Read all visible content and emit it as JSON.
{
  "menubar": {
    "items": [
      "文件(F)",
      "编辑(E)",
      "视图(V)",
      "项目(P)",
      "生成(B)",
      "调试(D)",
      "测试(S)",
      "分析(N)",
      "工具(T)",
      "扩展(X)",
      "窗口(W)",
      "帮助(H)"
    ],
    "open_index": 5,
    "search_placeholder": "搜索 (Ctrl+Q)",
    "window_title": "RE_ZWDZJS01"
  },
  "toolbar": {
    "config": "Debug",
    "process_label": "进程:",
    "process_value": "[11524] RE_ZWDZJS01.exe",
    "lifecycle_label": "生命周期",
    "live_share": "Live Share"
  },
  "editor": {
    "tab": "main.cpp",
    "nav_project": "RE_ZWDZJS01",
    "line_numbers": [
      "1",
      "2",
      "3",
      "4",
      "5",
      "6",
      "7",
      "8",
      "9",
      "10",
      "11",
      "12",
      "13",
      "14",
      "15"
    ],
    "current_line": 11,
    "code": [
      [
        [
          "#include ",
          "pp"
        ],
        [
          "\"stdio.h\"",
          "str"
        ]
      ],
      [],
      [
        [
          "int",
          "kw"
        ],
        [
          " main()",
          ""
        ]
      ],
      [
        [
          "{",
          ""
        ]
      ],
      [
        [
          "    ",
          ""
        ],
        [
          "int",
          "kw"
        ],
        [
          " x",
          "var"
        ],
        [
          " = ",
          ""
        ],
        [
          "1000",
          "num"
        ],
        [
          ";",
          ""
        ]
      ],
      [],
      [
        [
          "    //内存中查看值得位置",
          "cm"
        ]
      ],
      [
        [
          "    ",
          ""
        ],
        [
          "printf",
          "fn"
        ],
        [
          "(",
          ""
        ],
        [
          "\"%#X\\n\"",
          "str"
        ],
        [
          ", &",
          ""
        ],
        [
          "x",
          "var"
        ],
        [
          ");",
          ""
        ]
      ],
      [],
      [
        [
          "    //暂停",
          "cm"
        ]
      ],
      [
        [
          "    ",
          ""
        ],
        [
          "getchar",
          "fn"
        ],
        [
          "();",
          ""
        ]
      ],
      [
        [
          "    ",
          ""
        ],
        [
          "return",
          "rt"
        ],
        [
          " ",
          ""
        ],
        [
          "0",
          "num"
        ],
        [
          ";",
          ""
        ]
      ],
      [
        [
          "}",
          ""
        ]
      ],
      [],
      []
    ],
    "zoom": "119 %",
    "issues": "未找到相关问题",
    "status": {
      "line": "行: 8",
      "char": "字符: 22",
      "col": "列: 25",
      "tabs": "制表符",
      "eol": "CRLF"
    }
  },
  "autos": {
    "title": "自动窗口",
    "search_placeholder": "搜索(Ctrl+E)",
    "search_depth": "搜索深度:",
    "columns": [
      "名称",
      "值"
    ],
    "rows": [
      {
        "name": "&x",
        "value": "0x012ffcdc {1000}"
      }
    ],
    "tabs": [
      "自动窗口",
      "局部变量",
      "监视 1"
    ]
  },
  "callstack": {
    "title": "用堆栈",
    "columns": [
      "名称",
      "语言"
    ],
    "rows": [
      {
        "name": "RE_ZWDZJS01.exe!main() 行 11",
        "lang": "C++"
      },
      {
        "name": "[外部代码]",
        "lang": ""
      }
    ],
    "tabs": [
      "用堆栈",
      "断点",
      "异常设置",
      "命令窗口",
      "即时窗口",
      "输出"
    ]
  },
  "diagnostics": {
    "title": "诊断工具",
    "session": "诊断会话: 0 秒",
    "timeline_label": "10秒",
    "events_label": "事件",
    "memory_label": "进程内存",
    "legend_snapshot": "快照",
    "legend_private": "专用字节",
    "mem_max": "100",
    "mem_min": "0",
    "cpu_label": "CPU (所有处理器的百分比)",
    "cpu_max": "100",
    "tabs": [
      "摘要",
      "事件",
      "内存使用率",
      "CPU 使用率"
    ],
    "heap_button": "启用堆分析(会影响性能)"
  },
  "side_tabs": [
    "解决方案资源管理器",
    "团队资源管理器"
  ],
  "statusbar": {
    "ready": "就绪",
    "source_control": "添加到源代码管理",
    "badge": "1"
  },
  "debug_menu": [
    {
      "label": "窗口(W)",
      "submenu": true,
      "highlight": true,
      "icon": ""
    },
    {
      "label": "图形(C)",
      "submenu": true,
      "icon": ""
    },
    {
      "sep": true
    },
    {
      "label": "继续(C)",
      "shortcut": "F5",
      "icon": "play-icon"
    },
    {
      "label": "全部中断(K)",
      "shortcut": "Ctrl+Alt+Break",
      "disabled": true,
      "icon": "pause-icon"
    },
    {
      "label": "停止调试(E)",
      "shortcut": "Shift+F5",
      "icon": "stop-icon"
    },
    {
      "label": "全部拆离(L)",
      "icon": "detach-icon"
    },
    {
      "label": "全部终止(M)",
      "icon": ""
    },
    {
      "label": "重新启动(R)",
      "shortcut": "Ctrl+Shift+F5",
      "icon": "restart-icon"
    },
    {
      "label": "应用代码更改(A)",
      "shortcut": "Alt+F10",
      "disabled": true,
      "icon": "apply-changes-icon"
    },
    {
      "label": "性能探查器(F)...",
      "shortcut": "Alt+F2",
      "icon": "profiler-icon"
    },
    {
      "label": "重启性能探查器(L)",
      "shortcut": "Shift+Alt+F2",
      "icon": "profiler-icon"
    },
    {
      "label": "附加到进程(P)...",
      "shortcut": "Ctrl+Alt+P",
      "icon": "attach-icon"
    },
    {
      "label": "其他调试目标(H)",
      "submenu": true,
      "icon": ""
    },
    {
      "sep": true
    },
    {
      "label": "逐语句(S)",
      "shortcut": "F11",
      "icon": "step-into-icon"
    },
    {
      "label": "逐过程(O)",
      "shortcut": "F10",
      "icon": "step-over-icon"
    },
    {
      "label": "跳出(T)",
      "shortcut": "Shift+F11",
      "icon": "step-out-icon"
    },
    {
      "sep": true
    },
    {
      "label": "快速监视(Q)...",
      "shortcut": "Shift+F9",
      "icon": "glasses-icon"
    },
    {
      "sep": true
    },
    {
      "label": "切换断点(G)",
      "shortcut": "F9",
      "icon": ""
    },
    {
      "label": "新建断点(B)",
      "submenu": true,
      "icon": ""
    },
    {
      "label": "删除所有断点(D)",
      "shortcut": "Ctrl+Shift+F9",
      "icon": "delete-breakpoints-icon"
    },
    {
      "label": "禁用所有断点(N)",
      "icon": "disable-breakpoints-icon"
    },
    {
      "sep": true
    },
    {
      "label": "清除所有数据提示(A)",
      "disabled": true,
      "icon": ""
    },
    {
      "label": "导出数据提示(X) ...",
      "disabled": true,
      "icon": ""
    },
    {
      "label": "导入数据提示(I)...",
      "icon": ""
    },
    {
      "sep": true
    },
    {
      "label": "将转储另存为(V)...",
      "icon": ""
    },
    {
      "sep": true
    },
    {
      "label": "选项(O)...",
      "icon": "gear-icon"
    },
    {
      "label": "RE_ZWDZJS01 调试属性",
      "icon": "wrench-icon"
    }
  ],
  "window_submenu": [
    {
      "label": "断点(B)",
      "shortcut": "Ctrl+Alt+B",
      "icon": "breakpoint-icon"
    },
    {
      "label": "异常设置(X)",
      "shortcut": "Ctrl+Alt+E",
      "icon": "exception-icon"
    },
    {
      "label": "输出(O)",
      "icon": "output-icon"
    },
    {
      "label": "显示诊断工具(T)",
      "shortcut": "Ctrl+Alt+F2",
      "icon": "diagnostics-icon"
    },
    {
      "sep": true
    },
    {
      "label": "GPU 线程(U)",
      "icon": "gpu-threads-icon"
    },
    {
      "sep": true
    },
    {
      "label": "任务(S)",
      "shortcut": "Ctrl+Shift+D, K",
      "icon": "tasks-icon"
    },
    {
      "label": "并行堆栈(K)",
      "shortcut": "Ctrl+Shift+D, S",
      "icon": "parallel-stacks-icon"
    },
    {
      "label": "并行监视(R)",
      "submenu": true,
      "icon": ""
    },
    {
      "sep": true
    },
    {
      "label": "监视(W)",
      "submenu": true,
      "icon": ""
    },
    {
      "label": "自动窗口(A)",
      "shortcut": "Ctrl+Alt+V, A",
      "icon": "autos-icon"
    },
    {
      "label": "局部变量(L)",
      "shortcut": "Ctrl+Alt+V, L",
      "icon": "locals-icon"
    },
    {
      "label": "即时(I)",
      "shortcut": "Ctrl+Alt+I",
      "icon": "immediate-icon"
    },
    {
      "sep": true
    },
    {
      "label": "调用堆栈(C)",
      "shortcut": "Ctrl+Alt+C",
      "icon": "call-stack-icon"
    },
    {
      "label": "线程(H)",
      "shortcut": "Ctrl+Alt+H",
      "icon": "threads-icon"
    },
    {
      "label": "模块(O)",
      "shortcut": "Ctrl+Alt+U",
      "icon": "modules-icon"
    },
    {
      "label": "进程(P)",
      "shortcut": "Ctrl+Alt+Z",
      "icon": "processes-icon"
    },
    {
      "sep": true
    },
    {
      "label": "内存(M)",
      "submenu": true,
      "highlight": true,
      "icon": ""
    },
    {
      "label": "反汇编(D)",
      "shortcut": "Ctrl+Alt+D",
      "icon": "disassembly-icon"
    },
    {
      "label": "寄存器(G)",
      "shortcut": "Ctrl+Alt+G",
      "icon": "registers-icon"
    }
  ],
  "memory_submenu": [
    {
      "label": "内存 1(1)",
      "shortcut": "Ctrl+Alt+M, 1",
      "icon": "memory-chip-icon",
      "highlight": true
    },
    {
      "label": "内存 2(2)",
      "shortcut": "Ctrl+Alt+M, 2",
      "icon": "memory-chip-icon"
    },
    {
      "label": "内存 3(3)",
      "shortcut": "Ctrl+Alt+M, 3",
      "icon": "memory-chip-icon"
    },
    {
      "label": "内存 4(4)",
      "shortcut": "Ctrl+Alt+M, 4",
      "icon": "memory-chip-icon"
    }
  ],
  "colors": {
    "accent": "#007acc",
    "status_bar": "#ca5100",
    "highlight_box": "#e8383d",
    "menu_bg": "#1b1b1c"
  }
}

▬▬▬

§ EXERCISE DETAILS: Read through the entries and copy every line that includes "diagnostics".

§ TASK RESULT:
  "diagnostics": {
      "icon": "diagnostics-icon"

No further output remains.